What to produce » Read through the data and report every line in which the word "изложить" occurs.

Data to use »
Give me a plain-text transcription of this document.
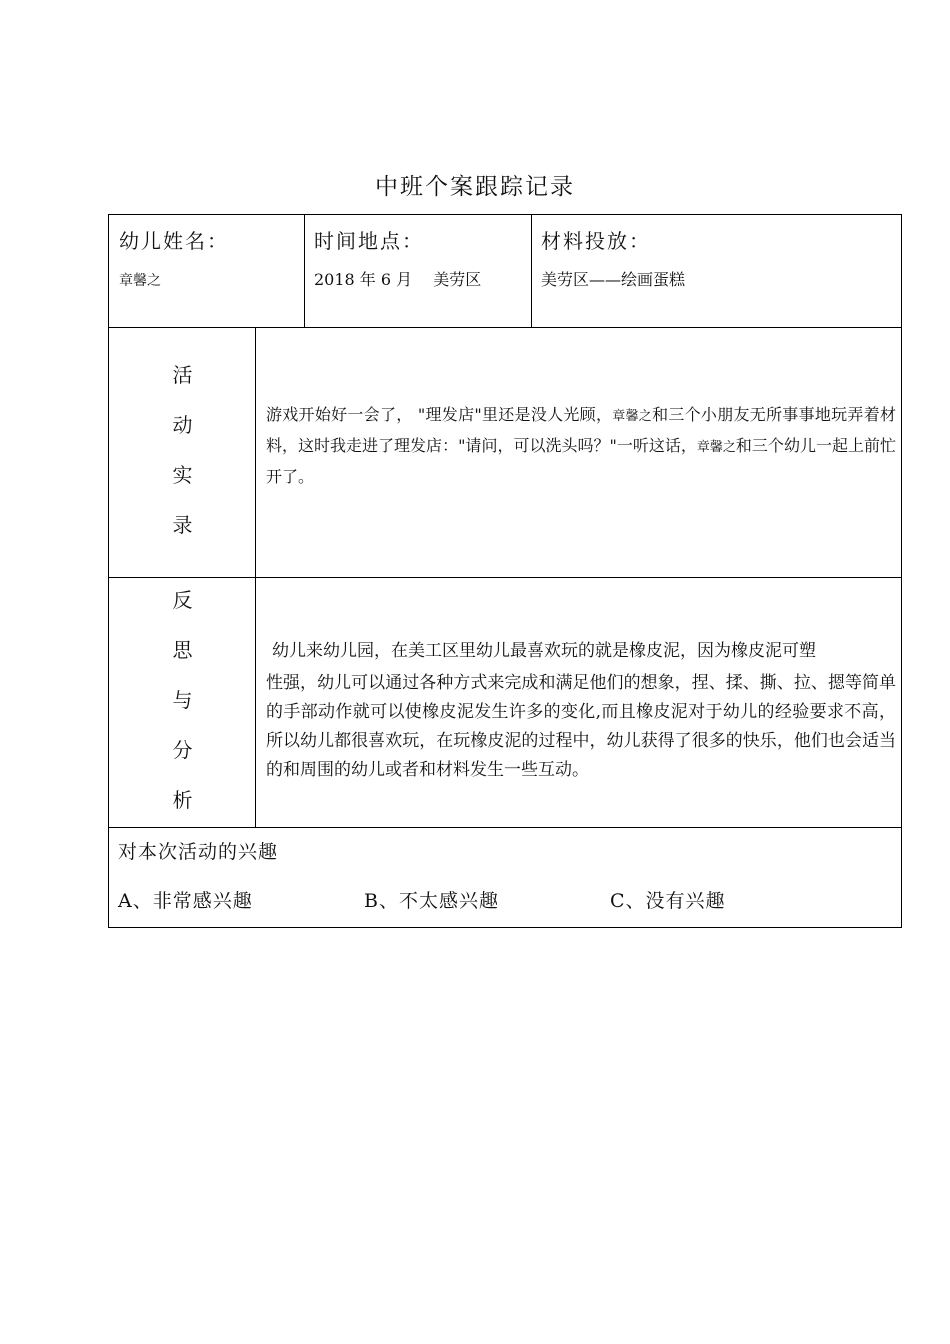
中班个案跟踪记录
幼儿姓名：
章馨之
时间地点：
2018 年 6 月　 美劳区
材料投放：
美劳区——绘画蛋糕
活
动
实
录
游戏开始好一会了， "理发店"里还是没人光顾，章馨之和三个小朋友无所事事地玩弄着材料，这时我走进了理发店："请问，可以洗头吗？"一听这话，章馨之和三个幼儿一起上前忙开了。
反
思
与
分
析
幼儿来幼儿园，在美工区里幼儿最喜欢玩的就是橡皮泥，因为橡皮泥可塑
性强，幼儿可以通过各种方式来完成和满足他们的想象，捏、揉、撕、拉、摁等简单的手部动作就可以使橡皮泥发生许多的变化,而且橡皮泥对于幼儿的经验要求不高，所以幼儿都很喜欢玩，在玩橡皮泥的过程中，幼儿获得了很多的快乐，他们也会适当的和周围的幼儿或者和材料发生一些互动。
对本次活动的兴趣
A、非常感兴趣	B、不太感兴趣	C、没有兴趣
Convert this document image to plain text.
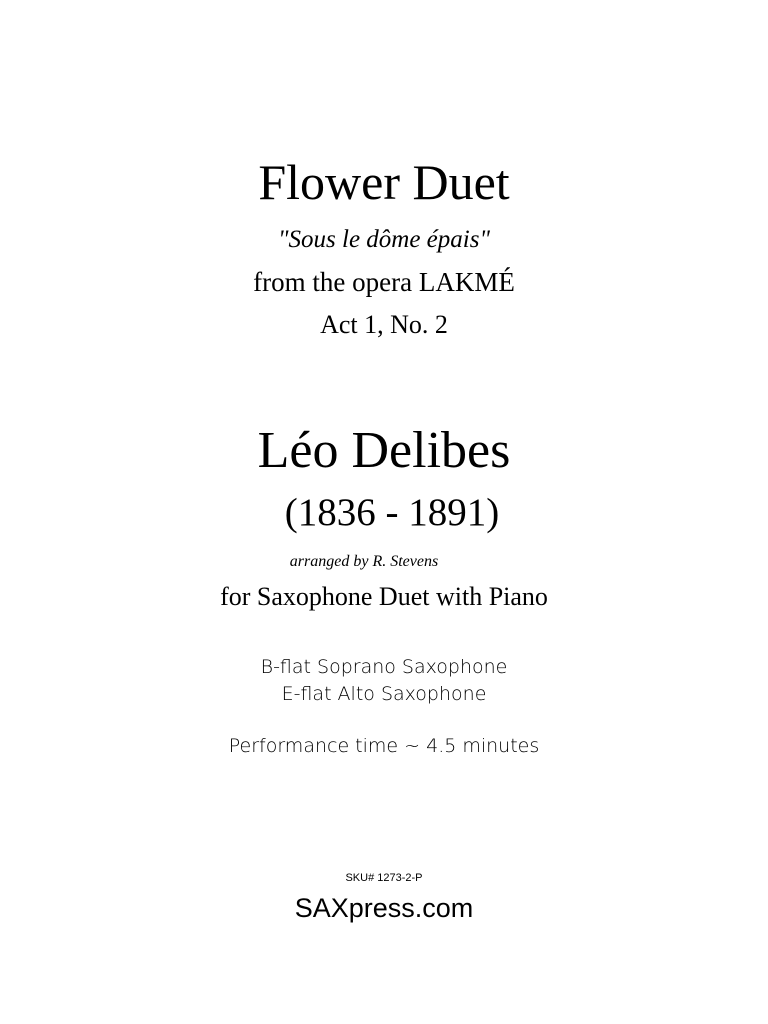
Flower Duet
"Sous le dôme épais"
from the opera LAKMÉ
Act 1, No. 2
Léo Delibes
(1836 - 1891)
arranged by R. Stevens
for Saxophone Duet with Piano
B-flat Soprano Saxophone
E-flat Alto Saxophone
Performance time ~ 4.5 minutes
SKU# 1273-2-P
SAXpress.com
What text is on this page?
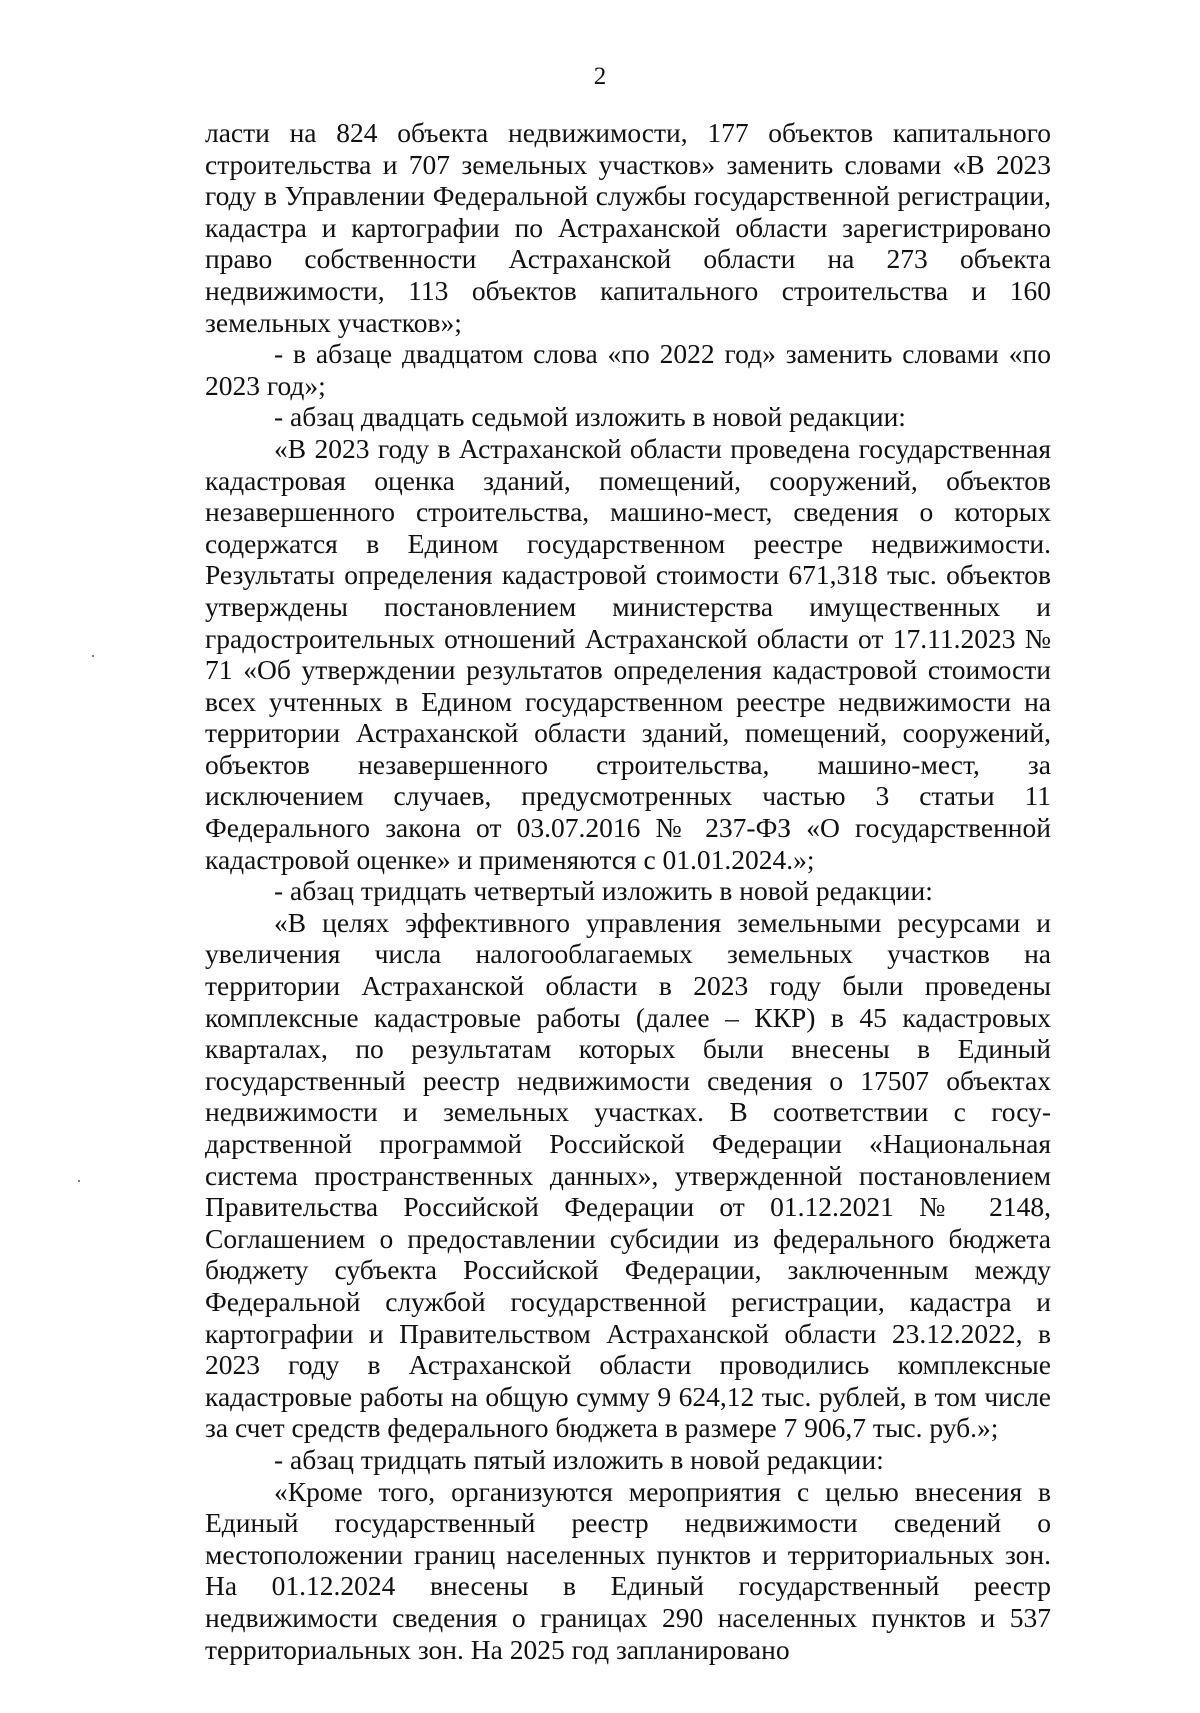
2

ласти на 824 объекта недвижимости, 177 объектов капитального строительства и 707 земельных участков» заменить словами «В 2023 году в Управлении Федеральной службы государственной регистрации, кадастра и картографии по Астраханской области зарегистрировано право собственности Астраханской области на 273 объекта недвижимости, 113 объектов капитального строительства и 160 земельных участков»;

- в абзаце двадцатом слова «по 2022 год» заменить словами «по 2023 год»;

- абзац двадцать седьмой изложить в новой редакции:

«В 2023 году в Астраханской области проведена государственная кадастровая оценка зданий, помещений, сооружений, объектов незавершенного строительства, машино-мест, сведения о которых содержатся в Едином государственном реестре недвижимости. Результаты определения кадастровой стоимости 671,318 тыс. объектов утверждены постановлением министерства имущественных и градостроительных отношений Астраханской области от 17.11.2023 № 71 «Об утверждении результатов определения кадастровой стоимости всех учтенных в Едином государственном реестре недвижимости на территории Астраханской области зданий, помещений, сооружений, объектов незавершенного строительства, машино-мест, за исключением случаев, предусмотренных частью 3 статьи 11 Федерального закона от 03.07.2016 № 237-ФЗ «О государственной кадастровой оценке» и применяются с 01.01.2024.»;

- абзац тридцать четвертый изложить в новой редакции:

«В целях эффективного управления земельными ресурсами и увеличения числа налогооблагаемых земельных участков на территории Астраханской области в 2023 году были проведены комплексные кадастровые работы (далее – ККР) в 45 кадастровых кварталах, по результатам которых были внесены в Единый государственный реестр недвижимости сведения о 17507 объектах недвижимости и земельных участках. В соответствии с государственной программой Российской Федерации «Национальная система пространственных данных», утвержденной постановлением Правительства Российской Федерации от 01.12.2021 № 2148, Соглашением о предоставлении субсидии из федерального бюджета бюджету субъекта Российской Федерации, заключенным между Федеральной службой государственной регистрации, кадастра и картографии и Правительством Астраханской области 23.12.2022, в 2023 году в Астраханской области проводились комплексные кадастровые работы на общую сумму 9 624,12 тыс. рублей, в том числе за счет средств федерального бюджета в размере 7 906,7 тыс. руб.»;

- абзац тридцать пятый изложить в новой редакции:

«Кроме того, организуются мероприятия с целью внесения в Единый государственный реестр недвижимости сведений о местоположении границ населенных пунктов и территориальных зон. На 01.12.2024 внесены в Единый государственный реестр недвижимости сведения о границах 290 населенных пунктов и 537 территориальных зон. На 2025 год запланировано
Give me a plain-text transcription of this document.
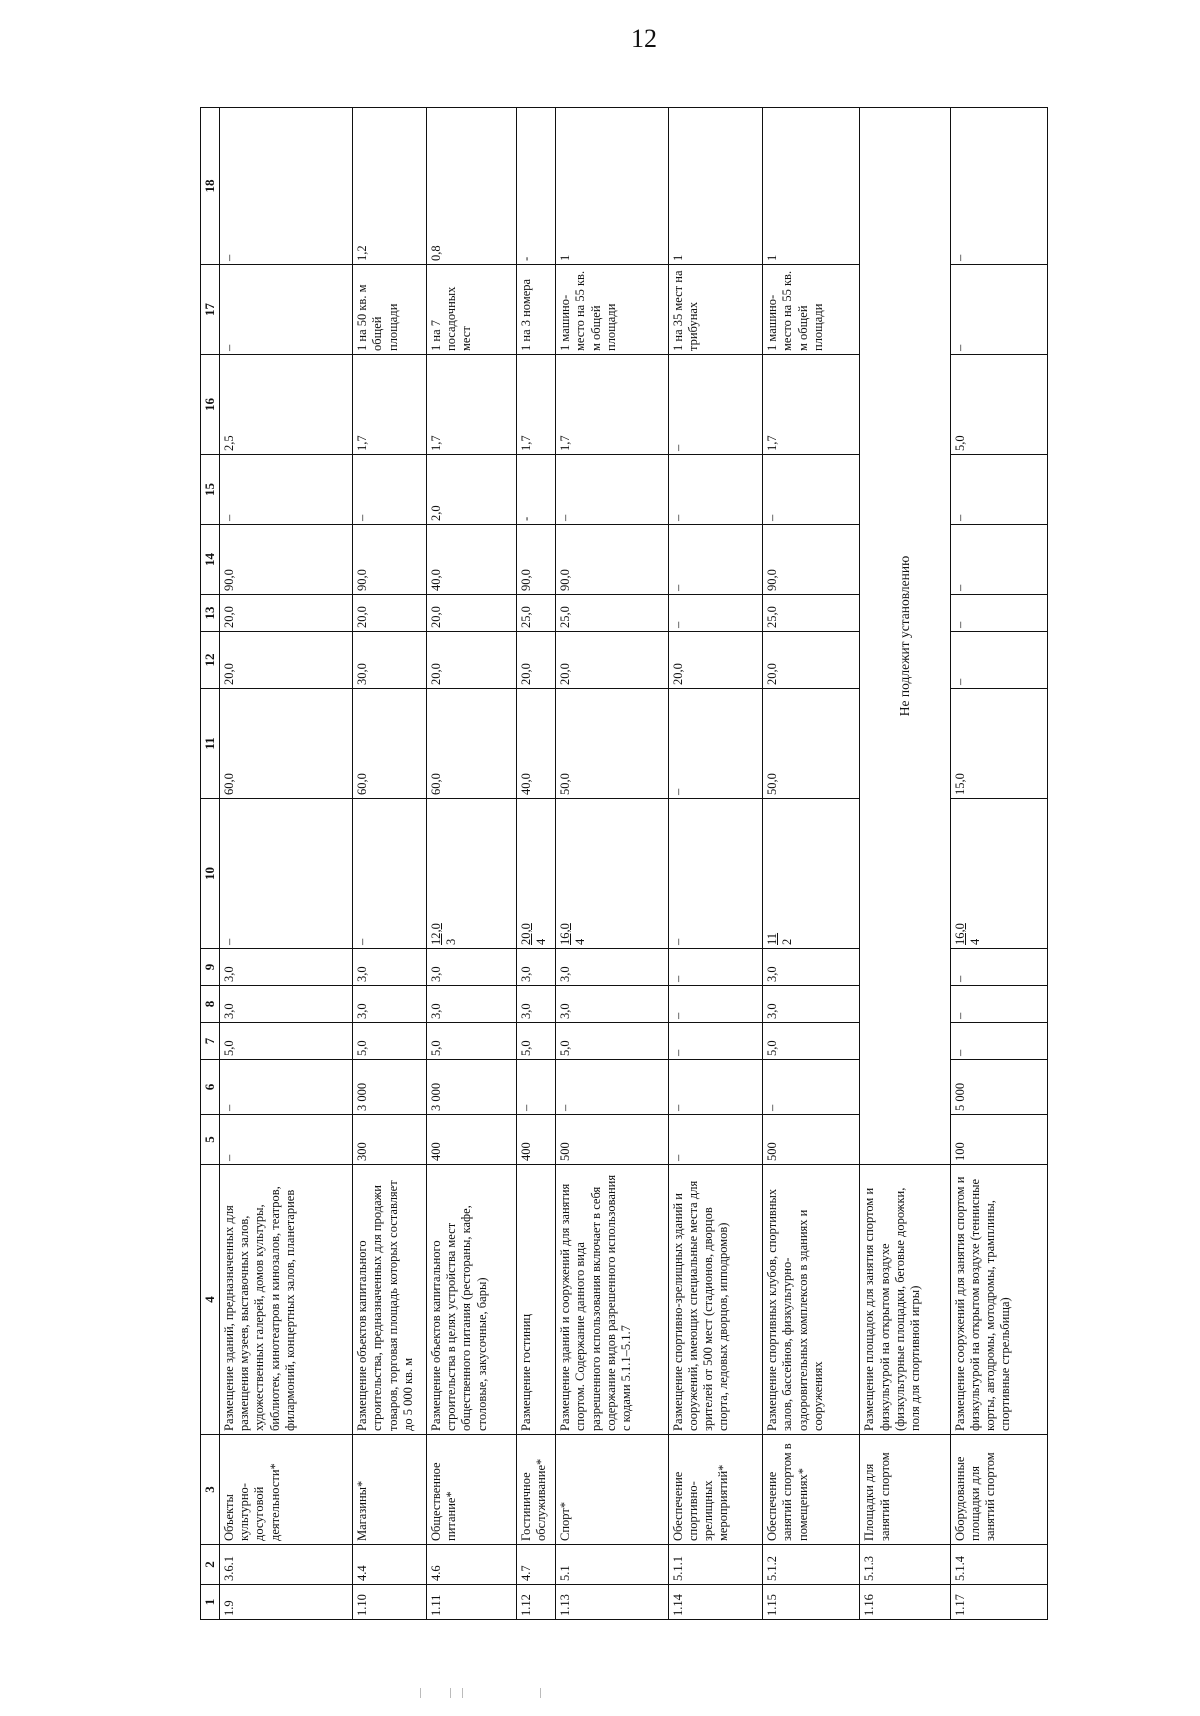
12
1	2	3	4	5	6	7	8	9	10	11	12	13	14	15	16	17	18
1.9	3.6.1	Объекты культурно-досуговой деятельности*	Размещение зданий, предназначенных для размещения музеев, выставочных залов, художественных галерей, домов культуры, библиотек, кинотеатров и кинозалов, театров, филармоний, концертных залов, планетариев	–	–	5,0	3,0	3,0	–	60,0	20,0	20,0	90,0	–	2,5	–	–
1.10	4.4	Магазины*	Размещение объектов капитального строительства, предназначенных для продажи товаров, торговая площадь которых составляет до 5 000 кв. м	300	3 000	5,0	3,0	3,0	–	60,0	30,0	20,0	90,0	–	1,7	1 на 50 кв. м общей площади	1,2
1.11	4.6	Общественное питание*	Размещение объектов капитального строительства в целях устройства мест общественного питания (рестораны, кафе, столовые, закусочные, бары)	400	3 000	5,0	3,0	3,0	12,0 3	60,0	20,0	20,0	40,0	2,0	1,7	1 на 7 посадочных мест	0,8
1.12	4.7	Гостиничное обслуживание*	Размещение гостиниц	400	–	5,0	3,0	3,0	20,0 4	40,0	20,0	25,0	90,0	-	1,7	1 на 3 номера	-
1.13	5.1	Спорт*	Размещение зданий и сооружений для занятия спортом. Содержание данного вида разрешенного использования включает в себя содержание видов разрешенного использования с кодами 5.1.1–5.1.7	500	–	5,0	3,0	3,0	16,0 4	50,0	20,0	25,0	90,0	–	1,7	1 машино-место на 55 кв. м общей площади	1
1.14	5.1.1	Обеспечение спортивно-зрелищных мероприятий*	Размещение спортивно-зрелищных зданий и сооружений, имеющих специальные места для зрителей от 500 мест (стадионов, дворцов спорта, ледовых дворцов, ипподромов)	–	–	–	–	–	–	–	20,0	–	–	–	–	1 на 35 мест на трибунах	1
1.15	5.1.2	Обеспечение занятий спортом в помещениях*	Размещение спортивных клубов, спортивных залов, бассейнов, физкультурно-оздоровительных комплексов в зданиях и сооружениях	500	–	5,0	3,0	3,0	11 2	50,0	20,0	25,0	90,0	–	1,7	1 машино-место на 55 кв. м общей площади	1
1.16	5.1.3	Площадки для занятий спортом	Размещение площадок для занятия спортом и физкультурой на открытом воздухе (физкультурные площадки, беговые дорожки, поля для спортивной игры)	Не подлежит установлению													
1.17	5.1.4	Оборудованные площадки для занятий спортом	Размещение сооружений для занятия спортом и физкультурой на открытом воздухе (теннисные корты, автодромы, мотодромы, трамплины, спортивные стрельбища)	100	5 000	–	–	–	16,0 4	15,0	–	–	–	–	5,0	–	–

Solution to the problem »
- абзац двадцать седьмой изложить в новой редакции:
- абзац тридцать четвертый изложить в новой редакции:
- абзац тридцать пятый изложить в новой редакции:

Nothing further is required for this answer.